What you need to do | Reproduce all entries precisely, down to the last character.

[Extracted data entries]
● ● ● ●

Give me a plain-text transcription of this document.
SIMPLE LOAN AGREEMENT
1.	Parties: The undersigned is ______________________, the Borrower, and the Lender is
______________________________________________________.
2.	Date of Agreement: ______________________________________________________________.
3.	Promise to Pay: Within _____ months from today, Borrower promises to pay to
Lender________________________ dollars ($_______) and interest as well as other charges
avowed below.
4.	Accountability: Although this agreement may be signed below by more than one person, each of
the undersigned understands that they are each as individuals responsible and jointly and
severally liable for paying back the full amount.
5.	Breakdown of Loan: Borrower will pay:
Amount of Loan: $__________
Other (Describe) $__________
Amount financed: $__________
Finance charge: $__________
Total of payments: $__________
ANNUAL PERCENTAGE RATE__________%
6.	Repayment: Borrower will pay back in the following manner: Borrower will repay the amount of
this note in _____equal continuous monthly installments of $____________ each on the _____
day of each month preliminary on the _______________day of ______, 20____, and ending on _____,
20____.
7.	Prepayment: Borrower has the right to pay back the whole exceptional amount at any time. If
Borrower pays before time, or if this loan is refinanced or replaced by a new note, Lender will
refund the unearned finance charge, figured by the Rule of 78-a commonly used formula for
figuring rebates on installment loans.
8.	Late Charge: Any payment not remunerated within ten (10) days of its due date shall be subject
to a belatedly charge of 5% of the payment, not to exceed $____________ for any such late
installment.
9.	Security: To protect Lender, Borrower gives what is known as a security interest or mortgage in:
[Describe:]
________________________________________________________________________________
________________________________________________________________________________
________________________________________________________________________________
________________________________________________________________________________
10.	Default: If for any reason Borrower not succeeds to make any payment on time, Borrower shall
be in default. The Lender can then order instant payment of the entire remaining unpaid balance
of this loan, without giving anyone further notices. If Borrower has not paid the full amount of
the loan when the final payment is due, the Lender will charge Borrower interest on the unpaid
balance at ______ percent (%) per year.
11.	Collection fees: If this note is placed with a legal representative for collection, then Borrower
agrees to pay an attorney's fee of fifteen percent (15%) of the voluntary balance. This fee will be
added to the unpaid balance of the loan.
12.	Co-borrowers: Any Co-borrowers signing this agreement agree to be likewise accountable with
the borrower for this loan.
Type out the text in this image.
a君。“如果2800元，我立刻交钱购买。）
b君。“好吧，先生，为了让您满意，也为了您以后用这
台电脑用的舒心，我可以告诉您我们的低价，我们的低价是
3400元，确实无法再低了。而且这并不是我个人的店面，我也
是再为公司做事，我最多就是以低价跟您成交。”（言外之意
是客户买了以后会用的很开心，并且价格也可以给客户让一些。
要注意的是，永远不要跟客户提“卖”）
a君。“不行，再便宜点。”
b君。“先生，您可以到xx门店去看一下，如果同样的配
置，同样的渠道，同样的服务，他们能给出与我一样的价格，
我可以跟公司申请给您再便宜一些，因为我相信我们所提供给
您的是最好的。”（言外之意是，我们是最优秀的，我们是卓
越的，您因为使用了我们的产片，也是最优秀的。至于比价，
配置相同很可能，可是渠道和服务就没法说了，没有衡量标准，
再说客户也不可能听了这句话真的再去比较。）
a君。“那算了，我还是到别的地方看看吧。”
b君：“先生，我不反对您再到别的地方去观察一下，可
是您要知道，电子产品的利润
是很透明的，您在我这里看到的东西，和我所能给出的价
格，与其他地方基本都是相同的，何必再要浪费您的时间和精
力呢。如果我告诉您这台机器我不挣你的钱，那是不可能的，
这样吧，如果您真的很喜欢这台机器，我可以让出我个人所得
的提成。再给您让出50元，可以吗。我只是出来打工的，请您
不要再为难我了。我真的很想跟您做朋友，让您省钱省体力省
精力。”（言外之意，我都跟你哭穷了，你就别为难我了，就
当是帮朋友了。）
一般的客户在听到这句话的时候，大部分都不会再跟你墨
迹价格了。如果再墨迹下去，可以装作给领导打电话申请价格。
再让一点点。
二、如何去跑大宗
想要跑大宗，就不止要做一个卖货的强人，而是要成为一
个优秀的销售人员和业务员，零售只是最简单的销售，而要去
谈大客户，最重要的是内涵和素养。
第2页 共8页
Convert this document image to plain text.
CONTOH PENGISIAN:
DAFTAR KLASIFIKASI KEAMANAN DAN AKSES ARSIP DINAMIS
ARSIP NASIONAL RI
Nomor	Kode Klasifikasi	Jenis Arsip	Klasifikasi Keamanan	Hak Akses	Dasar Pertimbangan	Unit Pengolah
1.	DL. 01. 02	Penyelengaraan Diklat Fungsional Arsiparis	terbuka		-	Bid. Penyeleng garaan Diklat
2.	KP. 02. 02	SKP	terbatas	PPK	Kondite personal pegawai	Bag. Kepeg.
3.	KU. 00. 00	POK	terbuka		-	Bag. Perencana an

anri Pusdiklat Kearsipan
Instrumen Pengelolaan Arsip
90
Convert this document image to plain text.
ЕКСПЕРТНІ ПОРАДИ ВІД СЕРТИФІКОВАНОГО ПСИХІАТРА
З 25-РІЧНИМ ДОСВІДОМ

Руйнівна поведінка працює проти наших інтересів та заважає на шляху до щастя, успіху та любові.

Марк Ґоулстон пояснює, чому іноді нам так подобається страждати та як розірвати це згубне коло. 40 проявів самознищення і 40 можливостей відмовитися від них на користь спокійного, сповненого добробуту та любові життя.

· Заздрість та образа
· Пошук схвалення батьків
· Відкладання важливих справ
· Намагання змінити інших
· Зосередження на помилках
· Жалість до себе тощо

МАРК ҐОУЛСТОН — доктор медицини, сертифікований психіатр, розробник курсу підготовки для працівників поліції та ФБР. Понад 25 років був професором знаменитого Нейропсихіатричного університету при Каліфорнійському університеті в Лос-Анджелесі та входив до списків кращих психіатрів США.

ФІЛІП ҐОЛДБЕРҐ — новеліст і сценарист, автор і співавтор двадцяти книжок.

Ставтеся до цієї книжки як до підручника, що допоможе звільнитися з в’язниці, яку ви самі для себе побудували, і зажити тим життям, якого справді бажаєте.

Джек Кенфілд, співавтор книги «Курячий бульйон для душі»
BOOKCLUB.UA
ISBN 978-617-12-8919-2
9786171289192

● ● ● ●

Solution |
Give me a plain-text transcription of this document.
SIMPLE LOAN AGREEMENT
1.	Parties: The undersigned is ______________________, the Borrower, and the Lender is
______________________________________________________.
2.	Date of Agreement: ______________________________________________________________.
3.	Promise to Pay: Within _____ months from today, Borrower promises to pay to
Lender________________________ dollars ($_______) and interest as well as other charges
avowed below.
4.	Accountability: Although this agreement may be signed below by more than one person, each of
the undersigned understands that they are each as individuals responsible and jointly and
severally liable for paying back the full amount.
5.	Breakdown of Loan: Borrower will pay:
Amount of Loan: $__________
Other (Describe) $__________
Amount financed: $__________
Finance charge: $__________
Total of payments: $__________
ANNUAL PERCENTAGE RATE__________%
6.	Repayment: Borrower will pay back in the following manner: Borrower will repay the amount of
this note in _____equal continuous monthly installments of $____________ each on the _____
day of each month preliminary on the _______________day of ______, 20____, and ending on _____,
20____.
7.	Prepayment: Borrower has the right to pay back the whole exceptional amount at any time. If
Borrower pays before time, or if this loan is refinanced or replaced by a new note, Lender will
refund the unearned finance charge, figured by the Rule of 78-a commonly used formula for
figuring rebates on installment loans.
8.	Late Charge: Any payment not remunerated within ten (10) days of its due date shall be subject
to a belatedly charge of 5% of the payment, not to exceed $____________ for any such late
installment.
9.	Security: To protect Lender, Borrower gives what is known as a security interest or mortgage in:
[Describe:]
________________________________________________________________________________
________________________________________________________________________________
________________________________________________________________________________
________________________________________________________________________________
10.	Default: If for any reason Borrower not succeeds to make any payment on time, Borrower shall
be in default. The Lender can then order instant payment of the entire remaining unpaid balance
of this loan, without giving anyone further notices. If Borrower has not paid the full amount of
the loan when the final payment is due, the Lender will charge Borrower interest on the unpaid
balance at ______ percent (%) per year.
11.	Collection fees: If this note is placed with a legal representative for collection, then Borrower
agrees to pay an attorney's fee of fifteen percent (15%) of the voluntary balance. This fee will be
added to the unpaid balance of the loan.
12.	Co-borrowers: Any Co-borrowers signing this agreement agree to be likewise accountable with
the borrower for this loan.
Type out the text in this image.
a君。“如果2800元，我立刻交钱购买。）
b君。“好吧，先生，为了让您满意，也为了您以后用这
台电脑用的舒心，我可以告诉您我们的低价，我们的低价是
3400元，确实无法再低了。而且这并不是我个人的店面，我也
是再为公司做事，我最多就是以低价跟您成交。”（言外之意
是客户买了以后会用的很开心，并且价格也可以给客户让一些。
要注意的是，永远不要跟客户提“卖”）
a君。“不行，再便宜点。”
b君。“先生，您可以到xx门店去看一下，如果同样的配
置，同样的渠道，同样的服务，他们能给出与我一样的价格，
我可以跟公司申请给您再便宜一些，因为我相信我们所提供给
您的是最好的。”（言外之意是，我们是最优秀的，我们是卓
越的，您因为使用了我们的产片，也是最优秀的。至于比价，
配置相同很可能，可是渠道和服务就没法说了，没有衡量标准，
再说客户也不可能听了这句话真的再去比较。）
a君。“那算了，我还是到别的地方看看吧。”
b君：“先生，我不反对您再到别的地方去观察一下，可
是您要知道，电子产品的利润
是很透明的，您在我这里看到的东西，和我所能给出的价
格，与其他地方基本都是相同的，何必再要浪费您的时间和精
力呢。如果我告诉您这台机器我不挣你的钱，那是不可能的，
这样吧，如果您真的很喜欢这台机器，我可以让出我个人所得
的提成。再给您让出50元，可以吗。我只是出来打工的，请您
不要再为难我了。我真的很想跟您做朋友，让您省钱省体力省
精力。”（言外之意，我都跟你哭穷了，你就别为难我了，就
当是帮朋友了。）
一般的客户在听到这句话的时候，大部分都不会再跟你墨
迹价格了。如果再墨迹下去，可以装作给领导打电话申请价格。
再让一点点。
二、如何去跑大宗
想要跑大宗，就不止要做一个卖货的强人，而是要成为一
个优秀的销售人员和业务员，零售只是最简单的销售，而要去
谈大客户，最重要的是内涵和素养。
第2页 共8页
Convert this document image to plain text.
CONTOH PENGISIAN:
DAFTAR KLASIFIKASI KEAMANAN DAN AKSES ARSIP DINAMIS
ARSIP NASIONAL RI
Nomor	Kode Klasifikasi	Jenis Arsip	Klasifikasi Keamanan	Hak Akses	Dasar Pertimbangan	Unit Pengolah
1.	DL. 01. 02	Penyelengaraan Diklat Fungsional Arsiparis	terbuka		-	Bid. Penyeleng garaan Diklat
2.	KP. 02. 02	SKP	terbatas	PPK	Kondite personal pegawai	Bag. Kepeg.
3.	KU. 00. 00	POK	terbuka		-	Bag. Perencana an

anri Pusdiklat Kearsipan
Instrumen Pengelolaan Arsip
90
Convert this document image to plain text.
ЕКСПЕРТНІ ПОРАДИ ВІД СЕРТИФІКОВАНОГО ПСИХІАТРА
З 25-РІЧНИМ ДОСВІДОМ

Руйнівна поведінка працює проти наших інтересів та заважає на шляху до щастя, успіху та любові.

Марк Ґоулстон пояснює, чому іноді нам так подобається страждати та як розірвати це згубне коло. 40 проявів самознищення і 40 можливостей відмовитися від них на користь спокійного, сповненого добробуту та любові життя.

· Заздрість та образа
· Пошук схвалення батьків
· Відкладання важливих справ
· Намагання змінити інших
· Зосередження на помилках
· Жалість до себе тощо

МАРК ҐОУЛСТОН — доктор медицини, сертифікований психіатр, розробник курсу підготовки для працівників поліції та ФБР. Понад 25 років був професором знаменитого Нейропсихіатричного університету при Каліфорнійському університеті в Лос-Анджелесі та входив до списків кращих психіатрів США.

ФІЛІП ҐОЛДБЕРҐ — новеліст і сценарист, автор і співавтор двадцяти книжок.

Ставтеся до цієї книжки як до підручника, що допоможе звільнитися з в’язниці, яку ви самі для себе побудували, і зажити тим життям, якого справді бажаєте.

Джек Кенфілд, співавтор книги «Курячий бульйон для душі»
BOOKCLUB.UA
ISBN 978-617-12-8919-2
9786171289192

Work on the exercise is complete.